▶ _WHAT IS BEING ASKED_
Nothing but the lines holding the string "Stati" should appear in the answer. Copy them from the entries.
** Opening MATERIALS PROVIDED block **
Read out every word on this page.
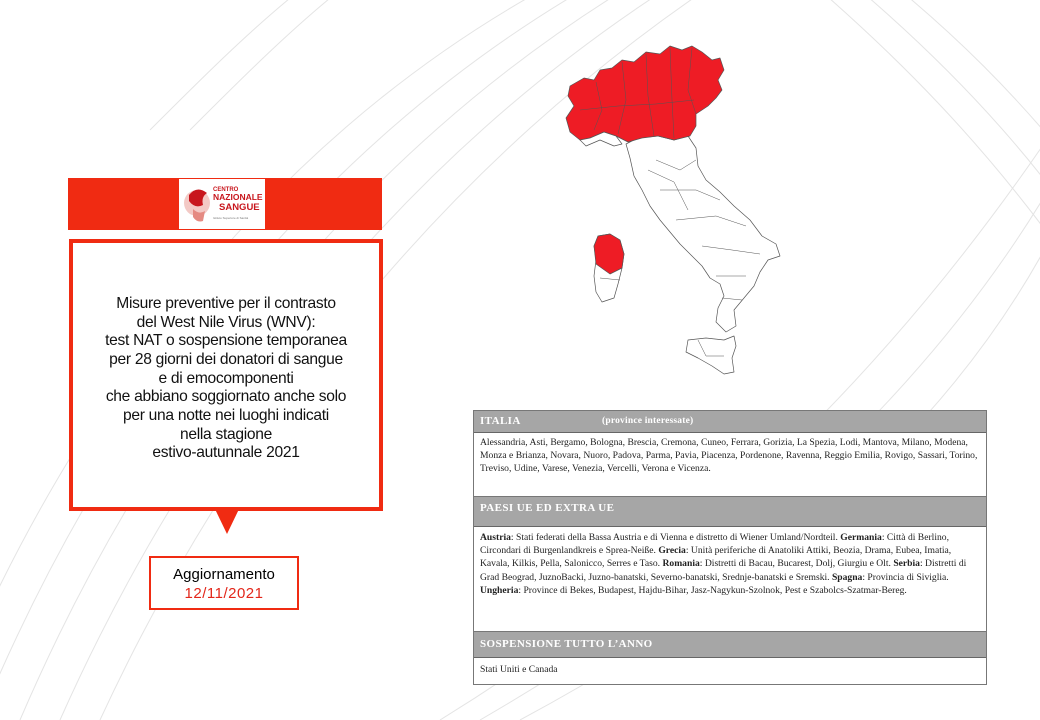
CENTRO
NAZIONALE
SANGUE
Istituto Superiore di Sanità
Misure preventive per il contrasto
del West Nile Virus (WNV):
test NAT o sospensione temporanea
per 28 giorni dei donatori di sangue
e di emocomponenti
che abbiano soggiornato anche solo
per una notte nei luoghi indicati
nella stagione
estivo-autunnale 2021
Aggiornamento
12/11/2021
ITALIA	(province interessate)
Alessandria, Asti, Bergamo, Bologna, Brescia, Cremona, Cuneo, Ferrara, Gorizia, La Spezia, Lodi, Mantova, Milano, Modena, Monza e Brianza, Novara, Nuoro, Padova, Parma, Pavia, Piacenza, Pordenone, Ravenna, Reggio Emilia, Rovigo, Sassari, Torino, Treviso, Udine, Varese, Venezia, Vercelli, Verona e Vicenza.
PAESI UE ED EXTRA UE
Austria: Stati federati della Bassa Austria e di Vienna e distretto di Wiener Umland/Nordteil. Germania: Città di Berlino, Circondari di Burgenlandkreis e Sprea-Neiße. Grecia: Unità periferiche di Anatoliki Attiki, Beozia, Drama, Eubea, Imatia, Kavala, Kilkis, Pella, Salonicco, Serres e Taso. Romania: Distretti di Bacau, Bucarest, Dolj, Giurgiu e Olt. Serbia: Distretti di Grad Beograd, JuznoBacki, Juzno-banatski, Severno-banatski, Srednje-banatski e Sremski. Spagna: Provincia di Siviglia. Ungheria: Province di Bekes, Budapest, Hajdu-Bihar, Jasz-Nagykun-Szolnok, Pest e Szabolcs-Szatmar-Bereg.
SOSPENSIONE TUTTO L’ANNO
Stati Uniti e Canada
** Closing MATERIALS PROVIDED block **
▶ _SOLUTION FOR THIS TASK_
Austria: Stati federati della Bassa Austria e di Vienna e distretto di Wiener Umland/Nordteil. Germania: Città di Berlino, Circondari di Burgenlandkreis e Sprea-Neiße. Grecia: Unità periferiche di Anatoliki Attiki, Beozia, Drama, Eubea, Imatia, Kavala, Kilkis, Pella, Salonicco, Serres e Taso. Romania: Distretti di Bacau, Bucarest, Dolj, Giurgiu e Olt. Serbia: Distretti di Grad Beograd, JuznoBacki, Juzno-banatski, Severno-banatski, Srednje-banatski e Sremski. Spagna: Provincia di Siviglia. Ungheria: Province di Bekes, Budapest, Hajdu-Bihar, Jasz-Nagykun-Szolnok, Pest e Szabolcs-Szatmar-Bereg.
Stati Uniti e Canada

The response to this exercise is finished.